Dataset content:
++++++++++++++++++++
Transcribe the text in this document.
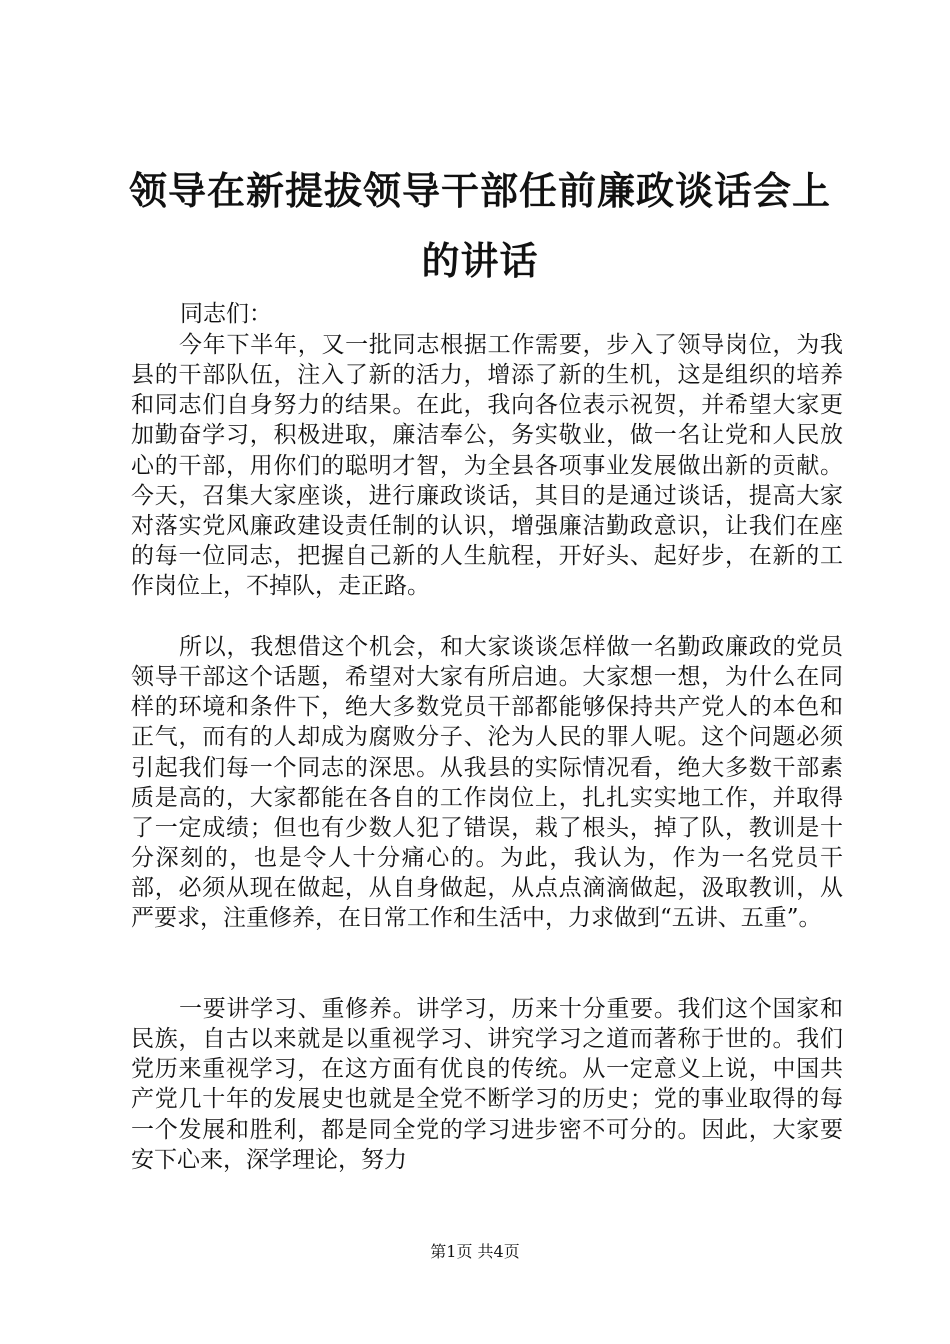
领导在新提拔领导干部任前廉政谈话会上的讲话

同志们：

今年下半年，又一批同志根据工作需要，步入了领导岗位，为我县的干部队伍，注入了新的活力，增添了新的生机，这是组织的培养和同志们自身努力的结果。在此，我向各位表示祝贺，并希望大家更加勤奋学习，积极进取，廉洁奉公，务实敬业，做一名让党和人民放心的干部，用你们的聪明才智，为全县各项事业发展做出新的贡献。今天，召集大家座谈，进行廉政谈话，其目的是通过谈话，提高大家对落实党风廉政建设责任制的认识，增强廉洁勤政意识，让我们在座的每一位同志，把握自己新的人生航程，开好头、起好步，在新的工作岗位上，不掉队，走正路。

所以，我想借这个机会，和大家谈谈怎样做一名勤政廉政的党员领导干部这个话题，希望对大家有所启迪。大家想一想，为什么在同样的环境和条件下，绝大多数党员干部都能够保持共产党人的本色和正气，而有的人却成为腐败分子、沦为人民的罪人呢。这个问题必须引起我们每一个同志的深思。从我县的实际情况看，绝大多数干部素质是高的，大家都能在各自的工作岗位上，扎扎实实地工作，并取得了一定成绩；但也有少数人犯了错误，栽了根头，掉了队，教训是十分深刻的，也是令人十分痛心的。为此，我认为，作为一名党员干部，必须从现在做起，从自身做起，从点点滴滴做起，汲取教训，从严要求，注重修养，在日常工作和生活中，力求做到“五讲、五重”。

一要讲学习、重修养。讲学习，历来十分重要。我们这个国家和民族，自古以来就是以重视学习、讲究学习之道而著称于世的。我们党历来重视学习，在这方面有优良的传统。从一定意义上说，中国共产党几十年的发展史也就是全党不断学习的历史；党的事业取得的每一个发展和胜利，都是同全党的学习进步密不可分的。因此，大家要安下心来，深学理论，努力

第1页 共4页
++++++++++++++++++++
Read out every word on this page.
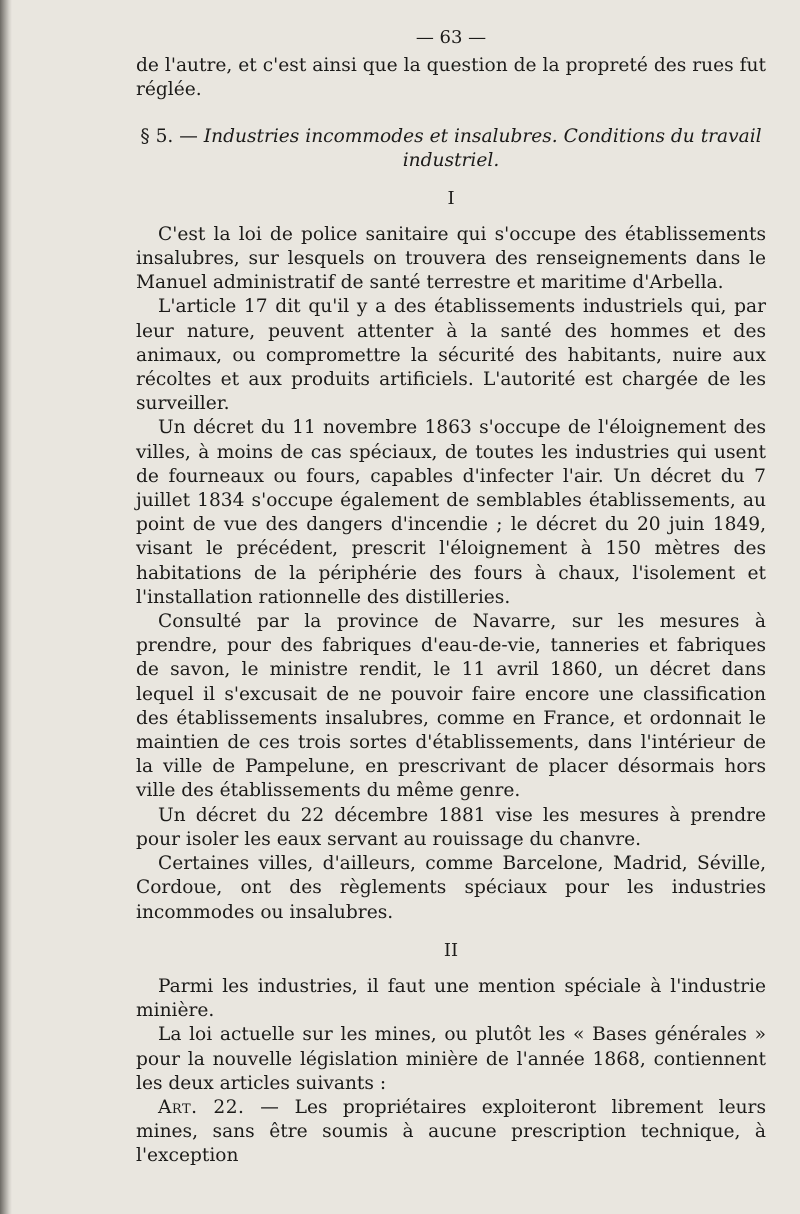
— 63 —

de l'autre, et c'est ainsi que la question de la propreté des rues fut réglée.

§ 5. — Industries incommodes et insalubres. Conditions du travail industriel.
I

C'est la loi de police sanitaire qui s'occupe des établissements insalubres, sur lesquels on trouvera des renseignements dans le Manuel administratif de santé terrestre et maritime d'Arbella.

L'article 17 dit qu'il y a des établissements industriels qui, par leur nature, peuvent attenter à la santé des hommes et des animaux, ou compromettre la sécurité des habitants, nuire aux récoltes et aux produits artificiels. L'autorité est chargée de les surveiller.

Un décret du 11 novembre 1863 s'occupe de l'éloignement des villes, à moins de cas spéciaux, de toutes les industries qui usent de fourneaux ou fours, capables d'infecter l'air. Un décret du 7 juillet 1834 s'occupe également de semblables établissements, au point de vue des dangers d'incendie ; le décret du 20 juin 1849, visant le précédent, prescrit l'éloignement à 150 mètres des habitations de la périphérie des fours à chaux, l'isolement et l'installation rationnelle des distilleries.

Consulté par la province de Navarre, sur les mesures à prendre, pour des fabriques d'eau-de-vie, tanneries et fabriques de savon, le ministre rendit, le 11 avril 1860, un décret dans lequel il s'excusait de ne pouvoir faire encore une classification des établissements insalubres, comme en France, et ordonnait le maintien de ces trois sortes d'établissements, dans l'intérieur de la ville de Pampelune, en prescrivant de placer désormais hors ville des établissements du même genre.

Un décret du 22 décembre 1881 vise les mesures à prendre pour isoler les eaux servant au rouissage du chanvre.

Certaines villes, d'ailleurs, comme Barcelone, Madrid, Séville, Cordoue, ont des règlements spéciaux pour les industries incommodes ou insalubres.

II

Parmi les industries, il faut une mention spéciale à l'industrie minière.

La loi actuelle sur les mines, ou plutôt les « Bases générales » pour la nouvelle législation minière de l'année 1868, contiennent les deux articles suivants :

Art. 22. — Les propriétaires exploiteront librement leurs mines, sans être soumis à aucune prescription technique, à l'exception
++++++++++++++++++++
Exercise aim: Which lines in the data above contain "minière"? Show each one.

Answer to the problem:
Parmi les industries, il faut une mention spéciale à l'industrie minière.
La loi actuelle sur les mines, ou plutôt les « Bases générales » pour la nouvelle législation minière de l'année 1868, contiennent les deux articles suivants :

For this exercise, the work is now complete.